From the items below, copy the part that opens with the line containing "give bounding boxes" and closes with the line containing "x-tick-label: 19:00 <box>794", replacing "matched-stars-point" with "paired-stars-point" throughout and changing nothing else. Leave the pictures out.

[DATA EXCERPTS]
☆ ☆ ☆

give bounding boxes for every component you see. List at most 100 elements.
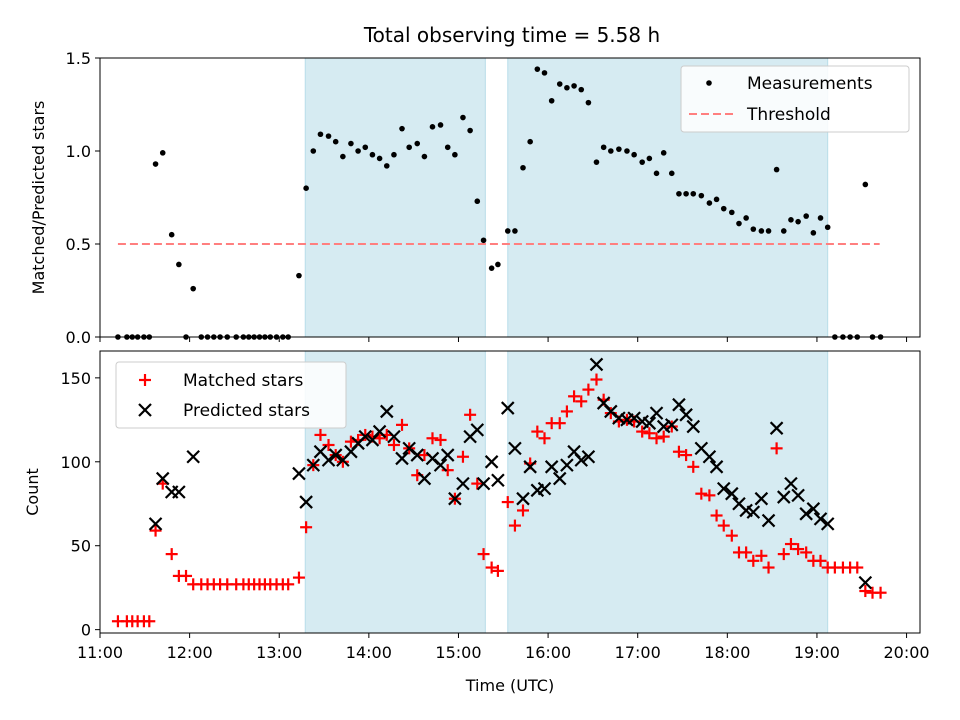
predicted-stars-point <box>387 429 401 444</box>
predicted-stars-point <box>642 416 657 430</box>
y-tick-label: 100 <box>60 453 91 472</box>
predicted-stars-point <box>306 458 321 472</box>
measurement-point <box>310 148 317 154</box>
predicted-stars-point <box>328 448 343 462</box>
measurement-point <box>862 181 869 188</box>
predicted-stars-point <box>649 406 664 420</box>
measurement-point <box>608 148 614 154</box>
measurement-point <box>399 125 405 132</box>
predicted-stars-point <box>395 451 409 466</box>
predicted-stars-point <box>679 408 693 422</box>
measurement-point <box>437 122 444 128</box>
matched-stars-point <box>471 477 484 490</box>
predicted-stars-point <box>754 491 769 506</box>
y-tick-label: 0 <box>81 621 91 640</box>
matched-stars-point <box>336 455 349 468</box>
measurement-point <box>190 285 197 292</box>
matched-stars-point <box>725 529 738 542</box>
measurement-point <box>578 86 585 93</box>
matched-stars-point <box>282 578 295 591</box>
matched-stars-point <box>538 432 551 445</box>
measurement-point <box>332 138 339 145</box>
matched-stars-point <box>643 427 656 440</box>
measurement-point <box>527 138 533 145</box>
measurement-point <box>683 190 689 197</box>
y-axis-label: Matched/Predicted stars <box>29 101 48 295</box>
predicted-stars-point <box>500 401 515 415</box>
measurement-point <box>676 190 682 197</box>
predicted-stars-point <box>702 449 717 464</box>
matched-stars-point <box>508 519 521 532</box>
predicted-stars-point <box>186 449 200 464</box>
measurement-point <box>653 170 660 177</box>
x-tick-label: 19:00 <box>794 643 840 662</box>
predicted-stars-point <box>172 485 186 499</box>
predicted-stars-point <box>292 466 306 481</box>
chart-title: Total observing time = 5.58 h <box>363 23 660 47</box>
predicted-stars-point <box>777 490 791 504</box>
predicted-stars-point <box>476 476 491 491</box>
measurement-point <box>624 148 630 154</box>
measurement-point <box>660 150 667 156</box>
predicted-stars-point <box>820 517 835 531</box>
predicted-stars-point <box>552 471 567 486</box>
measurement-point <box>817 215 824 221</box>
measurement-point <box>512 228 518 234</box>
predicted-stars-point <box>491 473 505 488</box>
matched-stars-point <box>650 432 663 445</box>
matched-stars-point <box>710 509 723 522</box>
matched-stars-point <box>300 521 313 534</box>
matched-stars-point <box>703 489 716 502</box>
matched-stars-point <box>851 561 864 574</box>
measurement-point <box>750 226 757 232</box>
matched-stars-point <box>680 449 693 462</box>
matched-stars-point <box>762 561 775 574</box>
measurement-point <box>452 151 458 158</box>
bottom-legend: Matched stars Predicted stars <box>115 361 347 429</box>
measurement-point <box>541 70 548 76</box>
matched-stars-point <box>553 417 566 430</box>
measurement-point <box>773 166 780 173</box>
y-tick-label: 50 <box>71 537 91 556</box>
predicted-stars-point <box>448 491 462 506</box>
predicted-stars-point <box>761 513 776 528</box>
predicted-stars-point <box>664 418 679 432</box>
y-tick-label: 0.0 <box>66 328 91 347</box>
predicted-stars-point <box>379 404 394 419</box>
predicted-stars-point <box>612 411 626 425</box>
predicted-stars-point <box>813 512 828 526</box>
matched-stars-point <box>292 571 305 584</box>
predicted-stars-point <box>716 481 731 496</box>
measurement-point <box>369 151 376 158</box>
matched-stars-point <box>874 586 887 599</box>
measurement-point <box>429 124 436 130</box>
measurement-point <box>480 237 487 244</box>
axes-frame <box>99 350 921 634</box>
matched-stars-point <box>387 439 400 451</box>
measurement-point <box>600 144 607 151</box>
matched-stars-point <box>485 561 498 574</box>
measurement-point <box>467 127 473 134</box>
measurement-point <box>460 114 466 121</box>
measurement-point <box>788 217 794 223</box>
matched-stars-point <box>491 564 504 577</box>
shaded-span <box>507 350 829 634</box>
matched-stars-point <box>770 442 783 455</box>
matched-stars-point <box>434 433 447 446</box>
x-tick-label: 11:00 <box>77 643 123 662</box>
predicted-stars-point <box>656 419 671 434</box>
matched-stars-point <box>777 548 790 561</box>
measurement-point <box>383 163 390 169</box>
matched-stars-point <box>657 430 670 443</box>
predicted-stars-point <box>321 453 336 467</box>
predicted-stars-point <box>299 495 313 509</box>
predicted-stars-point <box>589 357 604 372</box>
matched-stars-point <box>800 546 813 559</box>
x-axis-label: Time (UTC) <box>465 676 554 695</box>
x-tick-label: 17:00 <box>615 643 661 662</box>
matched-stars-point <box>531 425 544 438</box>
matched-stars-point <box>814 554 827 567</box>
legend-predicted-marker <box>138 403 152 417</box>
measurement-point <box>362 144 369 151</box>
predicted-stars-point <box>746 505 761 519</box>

☆ ☆ ☆

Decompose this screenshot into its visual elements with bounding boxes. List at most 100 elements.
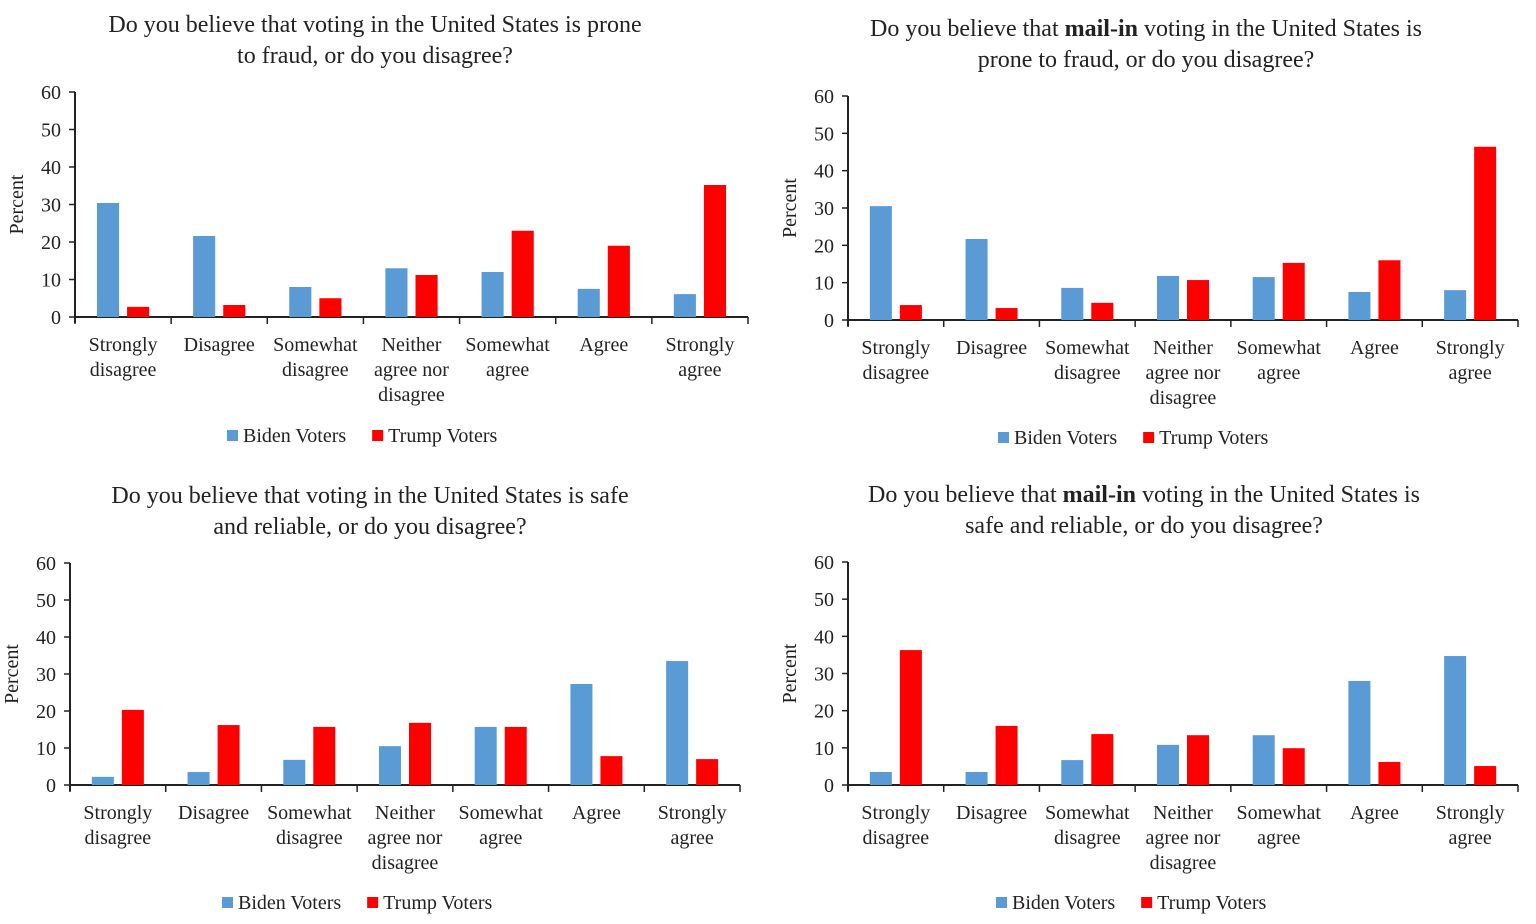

☆ ☆ ☆

[RESPONSE FOR THIS EXERCISE]
give bounding boxes for every component you see. List at most 100 elements.
predicted-stars-point <box>387 429 401 444</box>
predicted-stars-point <box>642 416 657 430</box>
y-tick-label: 100 <box>60 453 91 472</box>
predicted-stars-point <box>306 458 321 472</box>
measurement-point <box>310 148 317 154</box>
predicted-stars-point <box>328 448 343 462</box>
measurement-point <box>862 181 869 188</box>
predicted-stars-point <box>649 406 664 420</box>
measurement-point <box>608 148 614 154</box>
measurement-point <box>399 125 405 132</box>
predicted-stars-point <box>395 451 409 466</box>
predicted-stars-point <box>679 408 693 422</box>
measurement-point <box>437 122 444 128</box>
paired-stars-point <box>471 477 484 490</box>
predicted-stars-point <box>754 491 769 506</box>
y-tick-label: 0 <box>81 621 91 640</box>
paired-stars-point <box>336 455 349 468</box>
measurement-point <box>190 285 197 292</box>
paired-stars-point <box>725 529 738 542</box>
measurement-point <box>578 86 585 93</box>
paired-stars-point <box>282 578 295 591</box>
paired-stars-point <box>538 432 551 445</box>
measurement-point <box>332 138 339 145</box>
paired-stars-point <box>643 427 656 440</box>
measurement-point <box>527 138 533 145</box>
measurement-point <box>683 190 689 197</box>
y-axis-label: Matched/Predicted stars <box>29 101 48 295</box>
predicted-stars-point <box>500 401 515 415</box>
measurement-point <box>676 190 682 197</box>
predicted-stars-point <box>702 449 717 464</box>
paired-stars-point <box>508 519 521 532</box>
predicted-stars-point <box>186 449 200 464</box>
measurement-point <box>653 170 660 177</box>
x-tick-label: 19:00 <box>794 643 840 662</box>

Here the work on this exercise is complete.